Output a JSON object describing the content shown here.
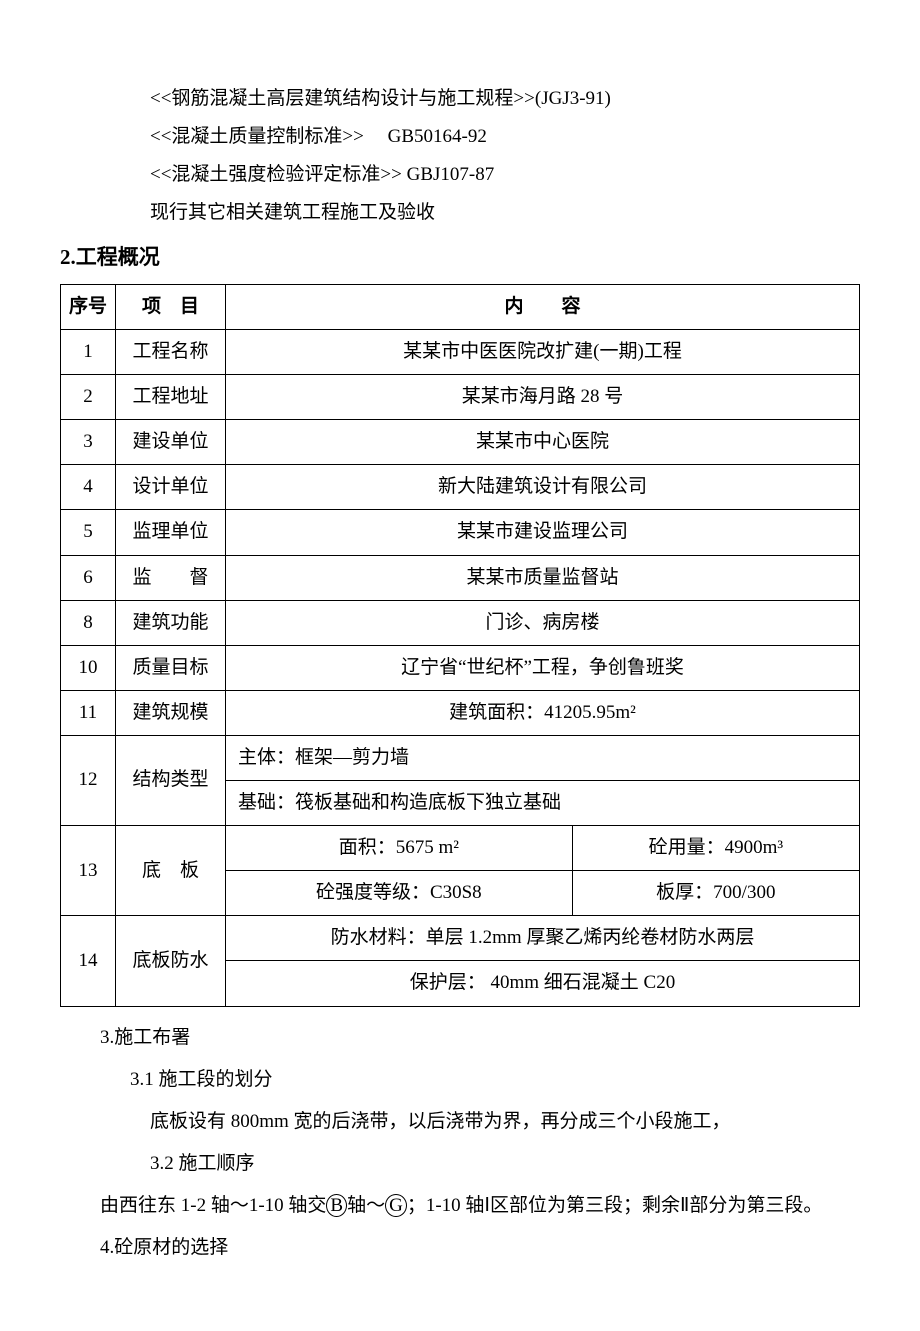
{
  "refs": {
    "r1": "<<钢筋混凝土高层建筑结构设计与施工规程>>(JGJ3-91)",
    "r2a": "<<混凝土质量控制标准>>",
    "r2b": "GB50164-92",
    "r3": "<<混凝土强度检验评定标准>> GBJ107-87",
    "r4": "现行其它相关建筑工程施工及验收"
  },
  "section2_heading": "2.工程概况",
  "table": {
    "headers": {
      "seq": "序号",
      "item": "项　目",
      "content": "内　　容"
    },
    "rows": [
      {
        "seq": "1",
        "item": "工程名称",
        "content": "某某市中医医院改扩建(一期)工程"
      },
      {
        "seq": "2",
        "item": "工程地址",
        "content": "某某市海月路 28 号"
      },
      {
        "seq": "3",
        "item": "建设单位",
        "content": "某某市中心医院"
      },
      {
        "seq": "4",
        "item": "设计单位",
        "content": "新大陆建筑设计有限公司"
      },
      {
        "seq": "5",
        "item": "监理单位",
        "content": "某某市建设监理公司"
      },
      {
        "seq": "6",
        "item": "监　　督",
        "content": "某某市质量监督站"
      },
      {
        "seq": "8",
        "item": "建筑功能",
        "content": "门诊、病房楼"
      },
      {
        "seq": "10",
        "item": "质量目标",
        "content": "辽宁省“世纪杯”工程，争创鲁班奖"
      },
      {
        "seq": "11",
        "item": "建筑规模",
        "content": "建筑面积：41205.95m²"
      }
    ],
    "row12": {
      "seq": "12",
      "item": "结构类型",
      "line1": "主体：框架—剪力墙",
      "line2": "基础：筏板基础和构造底板下独立基础"
    },
    "row13": {
      "seq": "13",
      "item": "底　板",
      "c1": "面积：5675 m²",
      "c2": "砼用量：4900m³",
      "c3": "砼强度等级：C30S8",
      "c4": "板厚：700/300"
    },
    "row14": {
      "seq": "14",
      "item": "底板防水",
      "line1": "防水材料：单层 1.2mm 厚聚乙烯丙纶卷材防水两层",
      "line2": "保护层： 40mm 细石混凝土 C20"
    }
  },
  "section3": {
    "title": "3.施工布署",
    "s31": "3.1 施工段的划分",
    "s31_body": "底板设有 800mm 宽的后浇带，以后浇带为界，再分成三个小段施工，",
    "s32": "3.2 施工顺序",
    "s32_body_pre": "由西往东 1-2 轴～1-10 轴交",
    "s32_B": "B",
    "s32_mid": "轴～",
    "s32_G": "G",
    "s32_after": "；1-10 轴Ⅰ区部位为第三段；剩余Ⅱ部分为第三段。"
  },
  "section4": {
    "title": "4.砼原材的选择"
  }
}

Task prompt - Repeat all of the records verbatim, leaving out the pictures.

Output below -
Output a JSON object describing the content shown here.
{
  "refs": {
    "r1": "<<钢筋混凝土高层建筑结构设计与施工规程>>(JGJ3-91)",
    "r2a": "<<混凝土质量控制标准>>",
    "r2b": "GB50164-92",
    "r3": "<<混凝土强度检验评定标准>> GBJ107-87",
    "r4": "现行其它相关建筑工程施工及验收"
  },
  "section2_heading": "2.工程概况",
  "table": {
    "headers": {
      "seq": "序号",
      "item": "项　目",
      "content": "内　　容"
    },
    "rows": [
      {
        "seq": "1",
        "item": "工程名称",
        "content": "某某市中医医院改扩建(一期)工程"
      },
      {
        "seq": "2",
        "item": "工程地址",
        "content": "某某市海月路 28 号"
      },
      {
        "seq": "3",
        "item": "建设单位",
        "content": "某某市中心医院"
      },
      {
        "seq": "4",
        "item": "设计单位",
        "content": "新大陆建筑设计有限公司"
      },
      {
        "seq": "5",
        "item": "监理单位",
        "content": "某某市建设监理公司"
      },
      {
        "seq": "6",
        "item": "监　　督",
        "content": "某某市质量监督站"
      },
      {
        "seq": "8",
        "item": "建筑功能",
        "content": "门诊、病房楼"
      },
      {
        "seq": "10",
        "item": "质量目标",
        "content": "辽宁省“世纪杯”工程，争创鲁班奖"
      },
      {
        "seq": "11",
        "item": "建筑规模",
        "content": "建筑面积：41205.95m²"
      }
    ],
    "row12": {
      "seq": "12",
      "item": "结构类型",
      "line1": "主体：框架—剪力墙",
      "line2": "基础：筏板基础和构造底板下独立基础"
    },
    "row13": {
      "seq": "13",
      "item": "底　板",
      "c1": "面积：5675 m²",
      "c2": "砼用量：4900m³",
      "c3": "砼强度等级：C30S8",
      "c4": "板厚：700/300"
    },
    "row14": {
      "seq": "14",
      "item": "底板防水",
      "line1": "防水材料：单层 1.2mm 厚聚乙烯丙纶卷材防水两层",
      "line2": "保护层： 40mm 细石混凝土 C20"
    }
  },
  "section3": {
    "title": "3.施工布署",
    "s31": "3.1 施工段的划分",
    "s31_body": "底板设有 800mm 宽的后浇带，以后浇带为界，再分成三个小段施工，",
    "s32": "3.2 施工顺序",
    "s32_body_pre": "由西往东 1-2 轴～1-10 轴交",
    "s32_B": "B",
    "s32_mid": "轴～",
    "s32_G": "G",
    "s32_after": "；1-10 轴Ⅰ区部位为第三段；剩余Ⅱ部分为第三段。"
  },
  "section4": {
    "title": "4.砼原材的选择"
  }
}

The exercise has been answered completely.